→ **Available data**:
• • • • • • •
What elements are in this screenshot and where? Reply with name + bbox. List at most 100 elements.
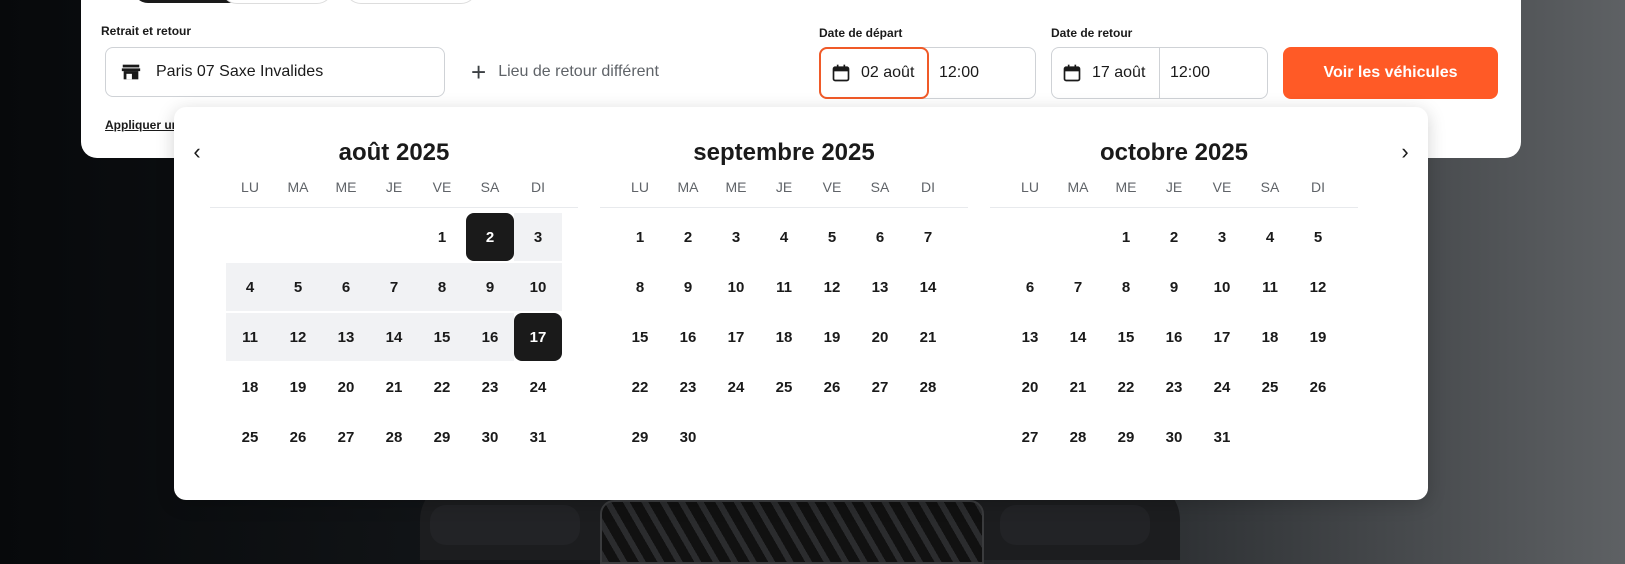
day-cell-in-range[interactable]: 13 <box>322 313 370 361</box>
day-cell[interactable]: 22 <box>1102 363 1150 411</box>
apply-link[interactable]: Appliquer un <box>105 118 179 132</box>
day-cell-selected[interactable]: 17 <box>514 313 562 361</box>
day-cell[interactable]: 27 <box>856 363 904 411</box>
day-cell[interactable]: 9 <box>664 263 712 311</box>
day-cell[interactable]: 15 <box>1102 313 1150 361</box>
day-cell[interactable]: 25 <box>760 363 808 411</box>
day-cell-in-range[interactable]: 16 <box>466 313 514 361</box>
day-cell[interactable]: 3 <box>1198 213 1246 261</box>
day-cell[interactable]: 7 <box>1054 263 1102 311</box>
day-cell-in-range[interactable]: 9 <box>466 263 514 311</box>
departure-field[interactable]: 02 août 12:00 <box>819 47 1036 99</box>
day-cell[interactable]: 1 <box>1102 213 1150 261</box>
day-cell[interactable]: 28 <box>904 363 952 411</box>
return-field[interactable]: 17 août 12:00 <box>1051 47 1268 99</box>
day-cell[interactable]: 16 <box>664 313 712 361</box>
return-time-input[interactable]: 12:00 <box>1160 48 1210 98</box>
day-cell[interactable]: 31 <box>514 413 562 461</box>
day-cell[interactable]: 19 <box>274 363 322 411</box>
day-cell-in-range[interactable]: 10 <box>514 263 562 311</box>
day-cell[interactable]: 21 <box>904 313 952 361</box>
day-cell[interactable]: 13 <box>1006 313 1054 361</box>
different-return-button[interactable]: + Lieu de retour différent <box>471 48 659 96</box>
tab[interactable] <box>221 0 333 4</box>
pickup-location-field[interactable]: Paris 07 Saxe Invalides <box>105 47 445 97</box>
day-cell[interactable]: 14 <box>1054 313 1102 361</box>
day-cell[interactable]: 6 <box>856 213 904 261</box>
day-cell[interactable]: 10 <box>1198 263 1246 311</box>
day-cell[interactable]: 31 <box>1198 413 1246 461</box>
day-cell[interactable]: 11 <box>1246 263 1294 311</box>
chevron-left-icon[interactable]: ‹ <box>182 137 212 167</box>
day-cell-in-range[interactable]: 8 <box>418 263 466 311</box>
day-cell-in-range[interactable]: 6 <box>322 263 370 311</box>
day-cell[interactable]: 23 <box>1150 363 1198 411</box>
day-cell[interactable]: 10 <box>712 263 760 311</box>
day-cell[interactable]: 5 <box>1294 213 1342 261</box>
day-cell-in-range[interactable]: 7 <box>370 263 418 311</box>
day-cell[interactable]: 30 <box>1150 413 1198 461</box>
day-cell[interactable]: 4 <box>760 213 808 261</box>
day-cell[interactable]: 24 <box>514 363 562 411</box>
search-vehicles-button[interactable]: Voir les véhicules <box>1283 47 1498 99</box>
departure-date-input[interactable]: 02 août <box>819 47 929 99</box>
day-cell[interactable]: 28 <box>370 413 418 461</box>
day-cell[interactable]: 4 <box>1246 213 1294 261</box>
day-cell[interactable]: 18 <box>226 363 274 411</box>
day-cell[interactable]: 17 <box>712 313 760 361</box>
day-cell-in-range[interactable]: 12 <box>274 313 322 361</box>
day-cell[interactable]: 2 <box>664 213 712 261</box>
day-cell[interactable]: 26 <box>808 363 856 411</box>
day-cell[interactable]: 15 <box>616 313 664 361</box>
day-cell[interactable]: 14 <box>904 263 952 311</box>
day-cell[interactable]: 1 <box>418 213 466 261</box>
day-cell[interactable]: 26 <box>274 413 322 461</box>
day-cell[interactable]: 27 <box>322 413 370 461</box>
day-cell[interactable]: 18 <box>760 313 808 361</box>
day-cell[interactable]: 17 <box>1198 313 1246 361</box>
day-cell[interactable]: 12 <box>1294 263 1342 311</box>
day-cell[interactable]: 28 <box>1054 413 1102 461</box>
day-cell[interactable]: 19 <box>1294 313 1342 361</box>
day-cell-selected[interactable]: 2 <box>466 213 514 261</box>
day-cell[interactable]: 20 <box>1006 363 1054 411</box>
day-cell[interactable]: 25 <box>1246 363 1294 411</box>
day-cell-in-range[interactable]: 11 <box>226 313 274 361</box>
day-cell[interactable]: 8 <box>616 263 664 311</box>
day-cell[interactable]: 9 <box>1150 263 1198 311</box>
day-cell[interactable]: 29 <box>418 413 466 461</box>
day-cell[interactable]: 3 <box>712 213 760 261</box>
day-cell[interactable]: 6 <box>1006 263 1054 311</box>
day-cell[interactable]: 30 <box>664 413 712 461</box>
day-cell[interactable]: 20 <box>856 313 904 361</box>
day-cell[interactable]: 12 <box>808 263 856 311</box>
day-cell[interactable]: 21 <box>1054 363 1102 411</box>
day-cell[interactable]: 24 <box>712 363 760 411</box>
day-cell[interactable]: 20 <box>322 363 370 411</box>
day-cell[interactable]: 27 <box>1006 413 1054 461</box>
departure-time-input[interactable]: 12:00 <box>929 48 979 98</box>
day-cell[interactable]: 1 <box>616 213 664 261</box>
day-cell-in-range[interactable]: 3 <box>514 213 562 261</box>
day-cell[interactable]: 18 <box>1246 313 1294 361</box>
day-cell-in-range[interactable]: 4 <box>226 263 274 311</box>
day-cell[interactable]: 2 <box>1150 213 1198 261</box>
day-cell[interactable]: 19 <box>808 313 856 361</box>
day-cell-in-range[interactable]: 14 <box>370 313 418 361</box>
day-cell[interactable]: 5 <box>808 213 856 261</box>
day-cell[interactable]: 13 <box>856 263 904 311</box>
day-cell[interactable]: 29 <box>616 413 664 461</box>
day-cell[interactable]: 29 <box>1102 413 1150 461</box>
chevron-right-icon[interactable]: › <box>1390 137 1420 167</box>
day-cell-in-range[interactable]: 5 <box>274 263 322 311</box>
day-cell[interactable]: 23 <box>466 363 514 411</box>
day-cell[interactable]: 22 <box>616 363 664 411</box>
day-cell[interactable]: 16 <box>1150 313 1198 361</box>
day-cell[interactable]: 25 <box>226 413 274 461</box>
day-cell[interactable]: 22 <box>418 363 466 411</box>
day-cell[interactable]: 7 <box>904 213 952 261</box>
day-cell[interactable]: 11 <box>760 263 808 311</box>
day-cell[interactable]: 24 <box>1198 363 1246 411</box>
day-cell[interactable]: 21 <box>370 363 418 411</box>
day-cell[interactable]: 8 <box>1102 263 1150 311</box>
• • • • • • •
→ **Instructions for the task**:
Express each line of the items above as a JSON array of strings, one string per line, with blank lines skipped and the pictures left out.

→ **Exercise result**:
[
  "What elements are in this screenshot and where? Reply with name + bbox. List at most 100 elements.",
  "day-cell-in-range[interactable]: 13 <box>322 313 370 361</box>",
  "day-cell[interactable]: 22 <box>1102 363 1150 411</box>",
  "apply-link[interactable]: Appliquer un <box>105 118 179 132</box>",
  "day-cell-selected[interactable]: 17 <box>514 313 562 361</box>",
  "day-cell[interactable]: 27 <box>856 363 904 411</box>",
  "day-cell[interactable]: 9 <box>664 263 712 311</box>",
  "day-cell[interactable]: 15 <box>1102 313 1150 361</box>",
  "day-cell[interactable]: 25 <box>760 363 808 411</box>",
  "day-cell-in-range[interactable]: 16 <box>466 313 514 361</box>",
  "day-cell[interactable]: 3 <box>1198 213 1246 261</box>",
  "day-cell[interactable]: 7 <box>1054 263 1102 311</box>",
  "day-cell-in-range[interactable]: 9 <box>466 263 514 311</box>",
  "departure-field[interactable]: 02 août 12:00 <box>819 47 1036 99</box>",
  "day-cell[interactable]: 1 <box>1102 213 1150 261</box>",
  "day-cell[interactable]: 28 <box>904 363 952 411</box>",
  "return-field[interactable]: 17 août 12:00 <box>1051 47 1268 99</box>",
  "day-cell[interactable]: 16 <box>664 313 712 361</box>",
  "return-time-input[interactable]: 12:00 <box>1160 48 1210 98</box>",
  "day-cell[interactable]: 31 <box>514 413 562 461</box>",
  "day-cell[interactable]: 19 <box>274 363 322 411</box>",
  "day-cell-in-range[interactable]: 10 <box>514 263 562 311</box>",
  "day-cell[interactable]: 21 <box>904 313 952 361</box>",
  "day-cell[interactable]: 13 <box>1006 313 1054 361</box>",
  "different-return-button[interactable]: + Lieu de retour différent <box>471 48 659 96</box>",
  "tab[interactable] <box>221 0 333 4</box>",
  "pickup-location-field[interactable]: Paris 07 Saxe Invalides <box>105 47 445 97</box>",
  "day-cell[interactable]: 14 <box>1054 313 1102 361</box>",
  "day-cell[interactable]: 6 <box>856 213 904 261</box>",
  "day-cell[interactable]: 10 <box>1198 263 1246 311</box>",
  "day-cell[interactable]: 31 <box>1198 413 1246 461</box>",
  "day-cell[interactable]: 11 <box>1246 263 1294 311</box>",
  "chevron-left-icon[interactable]: ‹ <box>182 137 212 167</box>",
  "day-cell-in-range[interactable]: 8 <box>418 263 466 311</box>",
  "day-cell-in-range[interactable]: 6 <box>322 263 370 311</box>",
  "day-cell[interactable]: 23 <box>1150 363 1198 411</box>",
  "day-cell[interactable]: 10 <box>712 263 760 311</box>",
  "day-cell[interactable]: 5 <box>1294 213 1342 261</box>",
  "day-cell-in-range[interactable]: 7 <box>370 263 418 311</box>",
  "day-cell[interactable]: 30 <box>1150 413 1198 461</box>",
  "day-cell[interactable]: 4 <box>760 213 808 261</box>",
  "day-cell[interactable]: 24 <box>514 363 562 411</box>",
  "search-vehicles-button[interactable]: Voir les véhicules <box>1283 47 1498 99</box>",
  "departure-date-input[interactable]: 02 août <box>819 47 929 99</box>",
  "day-cell[interactable]: 28 <box>370 413 418 461</box>",
  "day-cell[interactable]: 4 <box>1246 213 1294 261</box>",
  "day-cell[interactable]: 18 <box>226 363 274 411</box>",
  "day-cell[interactable]: 17 <box>712 313 760 361</box>",
  "day-cell-in-range[interactable]: 12 <box>274 313 322 361</box>",
  "day-cell[interactable]: 2 <box>664 213 712 261</box>",
  "day-cell[interactable]: 26 <box>808 363 856 411</box>",
  "day-cell[interactable]: 15 <box>616 313 664 361</box>",
  "day-cell[interactable]: 14 <box>904 263 952 311</box>",
  "day-cell[interactable]: 1 <box>418 213 466 261</box>",
  "day-cell[interactable]: 26 <box>274 413 322 461</box>",
  "day-cell[interactable]: 27 <box>322 413 370 461</box>",
  "day-cell[interactable]: 18 <box>760 313 808 361</box>",
  "day-cell[interactable]: 17 <box>1198 313 1246 361</box>",
  "day-cell[interactable]: 12 <box>1294 263 1342 311</box>",
  "day-cell[interactable]: 28 <box>1054 413 1102 461</box>",
  "day-cell[interactable]: 19 <box>1294 313 1342 361</box>",
  "day-cell-selected[interactable]: 2 <box>466 213 514 261</box>",
  "day-cell[interactable]: 20 <box>1006 363 1054 411</box>",
  "day-cell[interactable]: 25 <box>1246 363 1294 411</box>",
  "day-cell-in-range[interactable]: 11 <box>226 313 274 361</box>",
  "day-cell[interactable]: 8 <box>616 263 664 311</box>",
  "day-cell[interactable]: 9 <box>1150 263 1198 311</box>",
  "day-cell[interactable]: 29 <box>418 413 466 461</box>",
  "day-cell[interactable]: 3 <box>712 213 760 261</box>",
  "day-cell[interactable]: 6 <box>1006 263 1054 311</box>",
  "day-cell[interactable]: 30 <box>664 413 712 461</box>",
  "day-cell[interactable]: 20 <box>856 313 904 361</box>",
  "day-cell[interactable]: 12 <box>808 263 856 311</box>",
  "day-cell[interactable]: 21 <box>1054 363 1102 411</box>",
  "day-cell[interactable]: 24 <box>712 363 760 411</box>",
  "day-cell[interactable]: 20 <box>322 363 370 411</box>",
  "day-cell[interactable]: 27 <box>1006 413 1054 461</box>",
  "departure-time-input[interactable]: 12:00 <box>929 48 979 98</box>",
  "day-cell[interactable]: 1 <box>616 213 664 261</box>",
  "day-cell-in-range[interactable]: 3 <box>514 213 562 261</box>",
  "day-cell[interactable]: 18 <box>1246 313 1294 361</box>",
  "day-cell-in-range[interactable]: 4 <box>226 263 274 311</box>",
  "day-cell[interactable]: 2 <box>1150 213 1198 261</box>",
  "day-cell[interactable]: 19 <box>808 313 856 361</box>",
  "day-cell-in-range[interactable]: 14 <box>370 313 418 361</box>",
  "day-cell[interactable]: 5 <box>808 213 856 261</box>",
  "day-cell[interactable]: 13 <box>856 263 904 311</box>",
  "day-cell[interactable]: 29 <box>616 413 664 461</box>",
  "day-cell[interactable]: 29 <box>1102 413 1150 461</box>",
  "chevron-right-icon[interactable]: › <box>1390 137 1420 167</box>",
  "day-cell-in-range[interactable]: 5 <box>274 263 322 311</box>",
  "day-cell[interactable]: 23 <box>466 363 514 411</box>",
  "day-cell[interactable]: 22 <box>616 363 664 411</box>",
  "day-cell[interactable]: 16 <box>1150 313 1198 361</box>",
  "day-cell[interactable]: 25 <box>226 413 274 461</box>",
  "day-cell[interactable]: 22 <box>418 363 466 411</box>",
  "day-cell[interactable]: 7 <box>904 213 952 261</box>",
  "day-cell[interactable]: 11 <box>760 263 808 311</box>",
  "day-cell[interactable]: 24 <box>1198 363 1246 411</box>",
  "day-cell[interactable]: 21 <box>370 363 418 411</box>",
  "day-cell[interactable]: 8 <box>1102 263 1150 311</box>"
]